_GIVEN TASK_
Quote the listing below in its entirety, omitting every image.

** Start ITEMS **

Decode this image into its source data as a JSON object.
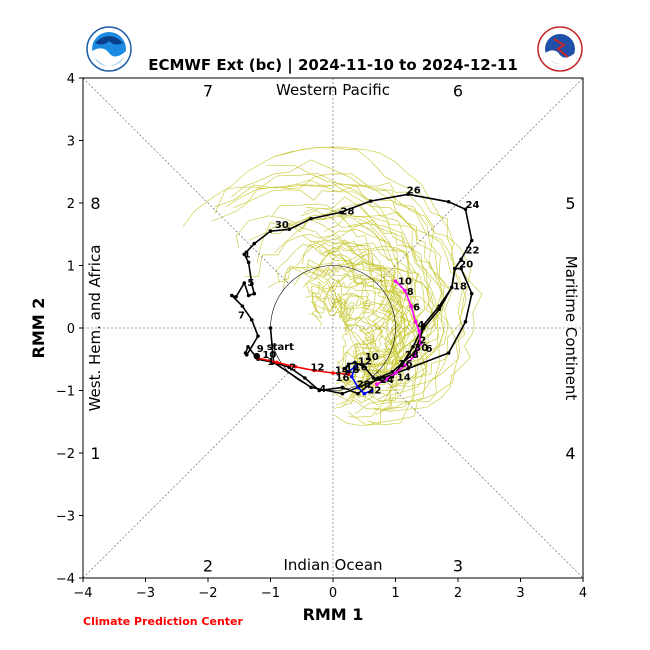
{
  "chart_data": {
    "type": "line",
    "title": "ECMWF Ext (bc) | 2024-11-10 to 2024-12-11",
    "xlabel": "RMM 1",
    "ylabel": "RMM 2",
    "xlim": [
      -4,
      4
    ],
    "ylim": [
      -4,
      4
    ],
    "xticks": [
      "−4",
      "−3",
      "−2",
      "−1",
      "0",
      "1",
      "2",
      "3",
      "4"
    ],
    "yticks": [
      "−4",
      "−3",
      "−2",
      "−1",
      "0",
      "1",
      "2",
      "3",
      "4"
    ],
    "phases": [
      {
        "label": "1",
        "x": -3.8,
        "y": -2
      },
      {
        "label": "2",
        "x": -2,
        "y": -3.8
      },
      {
        "label": "3",
        "x": 2,
        "y": -3.8
      },
      {
        "label": "4",
        "x": 3.8,
        "y": -2
      },
      {
        "label": "5",
        "x": 3.8,
        "y": 2
      },
      {
        "label": "6",
        "x": 2,
        "y": 3.8
      },
      {
        "label": "7",
        "x": -2,
        "y": 3.8
      },
      {
        "label": "8",
        "x": -3.8,
        "y": 2
      }
    ],
    "regions": {
      "top": "Western Pacific",
      "bottom": "Indian Ocean",
      "left": "West. Hem. and Africa",
      "right": "Maritime Continent"
    },
    "credit": "Climate Prediction Center",
    "colors": {
      "observed": "#000000",
      "ens_mean_1": "#ff0000",
      "ens_mean_2": "#0000ff",
      "ens_mean_3": "#ff00ff",
      "members": "#c8c832",
      "credit": "#ff0000"
    },
    "series": [
      {
        "name": "",
        "color": "#000000",
        "x": [
          -1.26,
          -1.35,
          -1.42,
          -1.55,
          -1.62,
          -1.45,
          -1.3,
          -1.2,
          -1.38,
          -1.4,
          -1.36,
          -1.2,
          -0.95,
          -0.35,
          0.15,
          0.58,
          1.2,
          1.85,
          2.12,
          2.22,
          2.05,
          1.95,
          1.9,
          1.7,
          1.45,
          1.3,
          1.12,
          0.95,
          0.72,
          0.4,
          0.15,
          -0.22,
          -0.45,
          -0.7,
          -0.95,
          -1.0
        ],
        "y": [
          0.55,
          0.52,
          0.72,
          0.5,
          0.52,
          0.35,
          0.13,
          -0.13,
          -0.43,
          -0.4,
          -0.3,
          -0.5,
          -0.55,
          -0.95,
          -1.05,
          -0.88,
          -0.65,
          -0.4,
          0.1,
          0.55,
          0.95,
          0.95,
          0.65,
          0.3,
          0.0,
          -0.4,
          -0.55,
          -0.7,
          -0.8,
          -1.05,
          -0.95,
          -1.0,
          -0.8,
          -0.63,
          -0.55,
          0.0
        ]
      },
      {
        "name": "",
        "color": "#000000",
        "x": [
          -1.26,
          -1.3,
          -1.35,
          -1.42,
          -1.26,
          -1.0,
          -0.7,
          -0.35,
          0.12,
          0.6,
          1.2,
          1.85,
          2.12,
          2.22,
          2.05,
          1.95,
          1.9,
          1.7,
          1.45,
          1.28,
          1.1,
          0.95,
          0.8,
          0.65,
          0.5,
          0.35,
          0.25,
          0.18
        ],
        "y": [
          0.55,
          0.7,
          1.05,
          1.18,
          1.35,
          1.55,
          1.58,
          1.75,
          1.85,
          2.03,
          2.14,
          2.02,
          1.9,
          1.4,
          1.1,
          0.95,
          0.65,
          0.35,
          0.05,
          -0.3,
          -0.58,
          -0.78,
          -0.85,
          -0.8,
          -0.62,
          -0.55,
          -0.58,
          -0.65
        ]
      },
      {
        "name": "",
        "color": "#ff0000",
        "x": [
          -1.2,
          -0.9,
          -0.6,
          -0.3,
          0.0,
          0.25
        ],
        "y": [
          -0.48,
          -0.55,
          -0.62,
          -0.68,
          -0.72,
          -0.74
        ]
      },
      {
        "name": "",
        "color": "#0000ff",
        "x": [
          0.25,
          0.35,
          0.3,
          0.4,
          0.5,
          0.62
        ],
        "y": [
          -0.7,
          -0.62,
          -0.78,
          -0.95,
          -1.05,
          -1.0
        ]
      },
      {
        "name": "",
        "color": "#ff00ff",
        "x": [
          1.0,
          1.15,
          1.25,
          1.32,
          1.38,
          1.4,
          1.3,
          1.15,
          1.0,
          0.85,
          0.7
        ],
        "y": [
          0.75,
          0.6,
          0.35,
          0.1,
          -0.05,
          -0.25,
          -0.45,
          -0.6,
          -0.72,
          -0.82,
          -0.9
        ]
      }
    ],
    "day_labels": [
      {
        "text": "30",
        "x": -0.93,
        "y": 1.6
      },
      {
        "text": "28",
        "x": 0.12,
        "y": 1.82
      },
      {
        "text": "26",
        "x": 1.18,
        "y": 2.15
      },
      {
        "text": "24",
        "x": 2.12,
        "y": 1.92
      },
      {
        "text": "22",
        "x": 2.12,
        "y": 1.19
      },
      {
        "text": "20",
        "x": 2.02,
        "y": 0.97
      },
      {
        "text": "18",
        "x": 1.92,
        "y": 0.62
      },
      {
        "text": "1",
        "x": -1.43,
        "y": 1.13
      },
      {
        "text": "5",
        "x": -1.37,
        "y": 0.67
      },
      {
        "text": "7",
        "x": -1.52,
        "y": 0.15
      },
      {
        "text": "9",
        "x": -1.22,
        "y": -0.38
      },
      {
        "text": "start",
        "x": -1.06,
        "y": -0.35
      },
      {
        "text": "10",
        "x": -1.13,
        "y": -0.48
      },
      {
        "text": "1",
        "x": -1.05,
        "y": -0.59
      },
      {
        "text": "2",
        "x": -0.7,
        "y": -0.68
      },
      {
        "text": "12",
        "x": -0.36,
        "y": -0.68
      },
      {
        "text": "14",
        "x": 0.03,
        "y": -0.73
      },
      {
        "text": "16",
        "x": 0.04,
        "y": -0.85
      },
      {
        "text": "4",
        "x": -0.22,
        "y": -1.02
      },
      {
        "text": "16",
        "x": 0.33,
        "y": -0.68
      },
      {
        "text": "18",
        "x": 0.2,
        "y": -0.72
      },
      {
        "text": "12",
        "x": 0.4,
        "y": -0.58
      },
      {
        "text": "10",
        "x": 0.51,
        "y": -0.51
      },
      {
        "text": "20",
        "x": 0.38,
        "y": -0.95
      },
      {
        "text": "22",
        "x": 0.55,
        "y": -1.05
      },
      {
        "text": "24",
        "x": 0.75,
        "y": -0.88
      },
      {
        "text": "14",
        "x": 1.02,
        "y": -0.84
      },
      {
        "text": "26",
        "x": 1.05,
        "y": -0.62
      },
      {
        "text": "28",
        "x": 1.15,
        "y": -0.48
      },
      {
        "text": "30",
        "x": 1.3,
        "y": -0.37
      },
      {
        "text": "6",
        "x": 1.48,
        "y": -0.38
      },
      {
        "text": "2",
        "x": 1.38,
        "y": -0.25
      },
      {
        "text": "4",
        "x": 1.35,
        "y": 0.0
      },
      {
        "text": "6",
        "x": 1.28,
        "y": 0.28
      },
      {
        "text": "8",
        "x": 1.18,
        "y": 0.53
      },
      {
        "text": "10",
        "x": 1.04,
        "y": 0.7
      }
    ]
  }
}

** End ITEMS **

_TASK OUTPUT_
Decode this image into its source data as a JSON object.
{
  "chart_data": {
    "type": "line",
    "title": "ECMWF Ext (bc) | 2024-11-10 to 2024-12-11",
    "xlabel": "RMM 1",
    "ylabel": "RMM 2",
    "xlim": [
      -4,
      4
    ],
    "ylim": [
      -4,
      4
    ],
    "xticks": [
      "−4",
      "−3",
      "−2",
      "−1",
      "0",
      "1",
      "2",
      "3",
      "4"
    ],
    "yticks": [
      "−4",
      "−3",
      "−2",
      "−1",
      "0",
      "1",
      "2",
      "3",
      "4"
    ],
    "phases": [
      {
        "label": "1",
        "x": -3.8,
        "y": -2
      },
      {
        "label": "2",
        "x": -2,
        "y": -3.8
      },
      {
        "label": "3",
        "x": 2,
        "y": -3.8
      },
      {
        "label": "4",
        "x": 3.8,
        "y": -2
      },
      {
        "label": "5",
        "x": 3.8,
        "y": 2
      },
      {
        "label": "6",
        "x": 2,
        "y": 3.8
      },
      {
        "label": "7",
        "x": -2,
        "y": 3.8
      },
      {
        "label": "8",
        "x": -3.8,
        "y": 2
      }
    ],
    "regions": {
      "top": "Western Pacific",
      "bottom": "Indian Ocean",
      "left": "West. Hem. and Africa",
      "right": "Maritime Continent"
    },
    "credit": "Climate Prediction Center",
    "colors": {
      "observed": "#000000",
      "ens_mean_1": "#ff0000",
      "ens_mean_2": "#0000ff",
      "ens_mean_3": "#ff00ff",
      "members": "#c8c832",
      "credit": "#ff0000"
    },
    "series": [
      {
        "name": "",
        "color": "#000000",
        "x": [
          -1.26,
          -1.35,
          -1.42,
          -1.55,
          -1.62,
          -1.45,
          -1.3,
          -1.2,
          -1.38,
          -1.4,
          -1.36,
          -1.2,
          -0.95,
          -0.35,
          0.15,
          0.58,
          1.2,
          1.85,
          2.12,
          2.22,
          2.05,
          1.95,
          1.9,
          1.7,
          1.45,
          1.3,
          1.12,
          0.95,
          0.72,
          0.4,
          0.15,
          -0.22,
          -0.45,
          -0.7,
          -0.95,
          -1.0
        ],
        "y": [
          0.55,
          0.52,
          0.72,
          0.5,
          0.52,
          0.35,
          0.13,
          -0.13,
          -0.43,
          -0.4,
          -0.3,
          -0.5,
          -0.55,
          -0.95,
          -1.05,
          -0.88,
          -0.65,
          -0.4,
          0.1,
          0.55,
          0.95,
          0.95,
          0.65,
          0.3,
          0.0,
          -0.4,
          -0.55,
          -0.7,
          -0.8,
          -1.05,
          -0.95,
          -1.0,
          -0.8,
          -0.63,
          -0.55,
          0.0
        ]
      },
      {
        "name": "",
        "color": "#000000",
        "x": [
          -1.26,
          -1.3,
          -1.35,
          -1.42,
          -1.26,
          -1.0,
          -0.7,
          -0.35,
          0.12,
          0.6,
          1.2,
          1.85,
          2.12,
          2.22,
          2.05,
          1.95,
          1.9,
          1.7,
          1.45,
          1.28,
          1.1,
          0.95,
          0.8,
          0.65,
          0.5,
          0.35,
          0.25,
          0.18
        ],
        "y": [
          0.55,
          0.7,
          1.05,
          1.18,
          1.35,
          1.55,
          1.58,
          1.75,
          1.85,
          2.03,
          2.14,
          2.02,
          1.9,
          1.4,
          1.1,
          0.95,
          0.65,
          0.35,
          0.05,
          -0.3,
          -0.58,
          -0.78,
          -0.85,
          -0.8,
          -0.62,
          -0.55,
          -0.58,
          -0.65
        ]
      },
      {
        "name": "",
        "color": "#ff0000",
        "x": [
          -1.2,
          -0.9,
          -0.6,
          -0.3,
          0.0,
          0.25
        ],
        "y": [
          -0.48,
          -0.55,
          -0.62,
          -0.68,
          -0.72,
          -0.74
        ]
      },
      {
        "name": "",
        "color": "#0000ff",
        "x": [
          0.25,
          0.35,
          0.3,
          0.4,
          0.5,
          0.62
        ],
        "y": [
          -0.7,
          -0.62,
          -0.78,
          -0.95,
          -1.05,
          -1.0
        ]
      },
      {
        "name": "",
        "color": "#ff00ff",
        "x": [
          1.0,
          1.15,
          1.25,
          1.32,
          1.38,
          1.4,
          1.3,
          1.15,
          1.0,
          0.85,
          0.7
        ],
        "y": [
          0.75,
          0.6,
          0.35,
          0.1,
          -0.05,
          -0.25,
          -0.45,
          -0.6,
          -0.72,
          -0.82,
          -0.9
        ]
      }
    ],
    "day_labels": [
      {
        "text": "30",
        "x": -0.93,
        "y": 1.6
      },
      {
        "text": "28",
        "x": 0.12,
        "y": 1.82
      },
      {
        "text": "26",
        "x": 1.18,
        "y": 2.15
      },
      {
        "text": "24",
        "x": 2.12,
        "y": 1.92
      },
      {
        "text": "22",
        "x": 2.12,
        "y": 1.19
      },
      {
        "text": "20",
        "x": 2.02,
        "y": 0.97
      },
      {
        "text": "18",
        "x": 1.92,
        "y": 0.62
      },
      {
        "text": "1",
        "x": -1.43,
        "y": 1.13
      },
      {
        "text": "5",
        "x": -1.37,
        "y": 0.67
      },
      {
        "text": "7",
        "x": -1.52,
        "y": 0.15
      },
      {
        "text": "9",
        "x": -1.22,
        "y": -0.38
      },
      {
        "text": "start",
        "x": -1.06,
        "y": -0.35
      },
      {
        "text": "10",
        "x": -1.13,
        "y": -0.48
      },
      {
        "text": "1",
        "x": -1.05,
        "y": -0.59
      },
      {
        "text": "2",
        "x": -0.7,
        "y": -0.68
      },
      {
        "text": "12",
        "x": -0.36,
        "y": -0.68
      },
      {
        "text": "14",
        "x": 0.03,
        "y": -0.73
      },
      {
        "text": "16",
        "x": 0.04,
        "y": -0.85
      },
      {
        "text": "4",
        "x": -0.22,
        "y": -1.02
      },
      {
        "text": "16",
        "x": 0.33,
        "y": -0.68
      },
      {
        "text": "18",
        "x": 0.2,
        "y": -0.72
      },
      {
        "text": "12",
        "x": 0.4,
        "y": -0.58
      },
      {
        "text": "10",
        "x": 0.51,
        "y": -0.51
      },
      {
        "text": "20",
        "x": 0.38,
        "y": -0.95
      },
      {
        "text": "22",
        "x": 0.55,
        "y": -1.05
      },
      {
        "text": "24",
        "x": 0.75,
        "y": -0.88
      },
      {
        "text": "14",
        "x": 1.02,
        "y": -0.84
      },
      {
        "text": "26",
        "x": 1.05,
        "y": -0.62
      },
      {
        "text": "28",
        "x": 1.15,
        "y": -0.48
      },
      {
        "text": "30",
        "x": 1.3,
        "y": -0.37
      },
      {
        "text": "6",
        "x": 1.48,
        "y": -0.38
      },
      {
        "text": "2",
        "x": 1.38,
        "y": -0.25
      },
      {
        "text": "4",
        "x": 1.35,
        "y": 0.0
      },
      {
        "text": "6",
        "x": 1.28,
        "y": 0.28
      },
      {
        "text": "8",
        "x": 1.18,
        "y": 0.53
      },
      {
        "text": "10",
        "x": 1.04,
        "y": 0.7
      }
    ]
  }
}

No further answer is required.